A  day transporting my peer group from hospital to hospital: brain tumour, heart issues, stroke… The transport vehicle was a state of the art Mercedes, suspension like a dream, turbo charged, computerised, fuel efficient… There were cell phones galore, a central communication device, GPS, radio, defib, suction unit, water bottles, pain relief – all under control. Except the nurse had lost her car key – a new car, it would have to be put onto the back of a truck and transported to the dealer, the ignition renewed, insurance doesn’t cover it, it was going to cost thousands of dollars. In between moments of panic, pet dogs and their ways were discussed. They sounded pampered creatures. The tumour was miserable and angry at her body turning on her, one of the hearts was vulnerable (inflammation of the pericardium, obviously painful and scary), the other okay except needs to give up the smokes. The stroke hadn’t affected speech but swallowing and legs. One heart was garrulous, perhaps a little demented. On the radio there were endless songs about love – mainly unrequited, boom, boom, beat, beat. In between, manic ads and occasionally the news as scandal or a sporting event of national import. In A&E the wounded lay on beds awaiting processing, dumb struck by fate. Why me? Why today? Sometimes a worried partner sat beside them.

▶ _DATA TO EXAMINE_
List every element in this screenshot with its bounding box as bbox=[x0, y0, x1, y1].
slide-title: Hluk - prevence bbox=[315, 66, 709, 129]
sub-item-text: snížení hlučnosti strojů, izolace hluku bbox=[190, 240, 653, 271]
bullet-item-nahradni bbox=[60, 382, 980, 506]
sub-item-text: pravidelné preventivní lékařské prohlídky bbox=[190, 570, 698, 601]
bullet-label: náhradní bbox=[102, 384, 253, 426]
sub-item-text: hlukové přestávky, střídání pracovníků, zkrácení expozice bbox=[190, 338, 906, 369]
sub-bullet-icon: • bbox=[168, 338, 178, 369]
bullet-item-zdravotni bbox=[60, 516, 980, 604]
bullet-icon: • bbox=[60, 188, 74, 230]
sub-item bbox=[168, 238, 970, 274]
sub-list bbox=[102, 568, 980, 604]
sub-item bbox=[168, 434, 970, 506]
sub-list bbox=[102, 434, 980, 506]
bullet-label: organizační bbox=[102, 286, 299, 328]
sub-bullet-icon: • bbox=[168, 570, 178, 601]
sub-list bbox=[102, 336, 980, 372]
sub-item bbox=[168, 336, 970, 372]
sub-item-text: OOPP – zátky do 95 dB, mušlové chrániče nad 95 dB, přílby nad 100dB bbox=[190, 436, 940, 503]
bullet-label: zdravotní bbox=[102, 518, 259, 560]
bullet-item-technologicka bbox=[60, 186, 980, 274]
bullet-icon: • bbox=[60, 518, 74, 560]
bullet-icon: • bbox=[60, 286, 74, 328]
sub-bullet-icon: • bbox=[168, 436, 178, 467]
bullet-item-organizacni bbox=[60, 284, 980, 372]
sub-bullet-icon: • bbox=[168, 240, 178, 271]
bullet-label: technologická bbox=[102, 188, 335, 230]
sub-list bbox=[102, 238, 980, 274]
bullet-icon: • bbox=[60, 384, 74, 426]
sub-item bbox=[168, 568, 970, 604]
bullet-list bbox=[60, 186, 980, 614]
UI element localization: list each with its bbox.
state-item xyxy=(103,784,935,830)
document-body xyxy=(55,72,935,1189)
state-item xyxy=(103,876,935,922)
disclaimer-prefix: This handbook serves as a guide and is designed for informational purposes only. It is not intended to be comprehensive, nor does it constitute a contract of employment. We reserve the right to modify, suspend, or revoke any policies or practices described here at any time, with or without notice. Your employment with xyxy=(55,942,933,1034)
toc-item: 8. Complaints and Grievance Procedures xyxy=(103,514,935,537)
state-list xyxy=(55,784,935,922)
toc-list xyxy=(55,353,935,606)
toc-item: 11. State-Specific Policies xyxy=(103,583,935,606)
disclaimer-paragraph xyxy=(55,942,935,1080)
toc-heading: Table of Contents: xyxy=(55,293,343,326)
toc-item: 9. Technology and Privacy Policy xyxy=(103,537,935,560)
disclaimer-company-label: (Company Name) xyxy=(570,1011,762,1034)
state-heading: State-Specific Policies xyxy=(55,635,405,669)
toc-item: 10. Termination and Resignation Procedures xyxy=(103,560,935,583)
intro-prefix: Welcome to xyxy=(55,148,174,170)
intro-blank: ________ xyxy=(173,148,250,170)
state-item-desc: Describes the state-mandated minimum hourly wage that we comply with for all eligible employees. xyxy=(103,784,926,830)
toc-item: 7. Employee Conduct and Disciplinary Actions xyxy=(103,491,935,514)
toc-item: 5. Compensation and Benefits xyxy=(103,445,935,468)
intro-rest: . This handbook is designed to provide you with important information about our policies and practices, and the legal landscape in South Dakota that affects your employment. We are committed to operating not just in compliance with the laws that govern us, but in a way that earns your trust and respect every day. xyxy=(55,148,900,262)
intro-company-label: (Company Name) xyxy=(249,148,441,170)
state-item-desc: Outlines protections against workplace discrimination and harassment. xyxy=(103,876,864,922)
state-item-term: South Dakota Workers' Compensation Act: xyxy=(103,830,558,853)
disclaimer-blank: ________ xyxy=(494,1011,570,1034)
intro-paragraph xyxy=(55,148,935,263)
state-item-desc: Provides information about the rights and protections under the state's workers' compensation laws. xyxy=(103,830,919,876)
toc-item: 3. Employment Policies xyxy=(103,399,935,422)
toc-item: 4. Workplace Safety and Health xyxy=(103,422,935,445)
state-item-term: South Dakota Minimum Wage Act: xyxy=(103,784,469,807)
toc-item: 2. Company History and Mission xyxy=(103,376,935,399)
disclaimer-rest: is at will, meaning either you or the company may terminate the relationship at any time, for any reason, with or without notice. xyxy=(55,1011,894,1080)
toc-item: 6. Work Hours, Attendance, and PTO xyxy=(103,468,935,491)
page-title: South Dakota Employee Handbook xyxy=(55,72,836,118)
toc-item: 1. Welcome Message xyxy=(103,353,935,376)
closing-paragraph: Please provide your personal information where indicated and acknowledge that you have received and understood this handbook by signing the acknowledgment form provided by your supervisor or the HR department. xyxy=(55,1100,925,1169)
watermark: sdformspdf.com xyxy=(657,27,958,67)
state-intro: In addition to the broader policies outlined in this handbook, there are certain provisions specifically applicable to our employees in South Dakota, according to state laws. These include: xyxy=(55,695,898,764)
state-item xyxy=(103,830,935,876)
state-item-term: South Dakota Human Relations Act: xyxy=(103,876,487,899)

▶ _EXERCISE REQUIREMENTS_
Continue the account of a day spent driving patients between hospitals, starting right after its last sentence.

▶ _RESPONSE BELOW_
Eventually the key was found – great relief.

And then the lines of commuters driving home.

I was being paid, so this was work. I could be doing it every day, using the money to subsist and acquire some private capital. This could be my life, driving endless miles, ferrying people between medical facilities, hearing of private dramas and listening to songs of unrequited love and consumer possibilities. A waste of time? A waste of a life? Useful? Is the questioning a ridiculous arrogance?

I certainly got the feeling of human beings with a lot of high tech stuff which sometimes turns on them. Robots turning on people? If we haven’t quite reached that situation we’re heading there fast. Meanwhile, like pampered aristocrats, we become stupid.

Mission accomplished I had to fill up the vehicle… can I remember the password? It’s been months… Rejected. Try something else. Accepted. Relief. One to go. Filling in the timesheet. Password? I wrote it down somewhere. Where? Not this notebook. Guess. Whew. The robot accepted my answer. I drove home, cross eyed.

In the morning there were lots of birds dancing on the lawn.

At that moment, I preferred dinosaurs.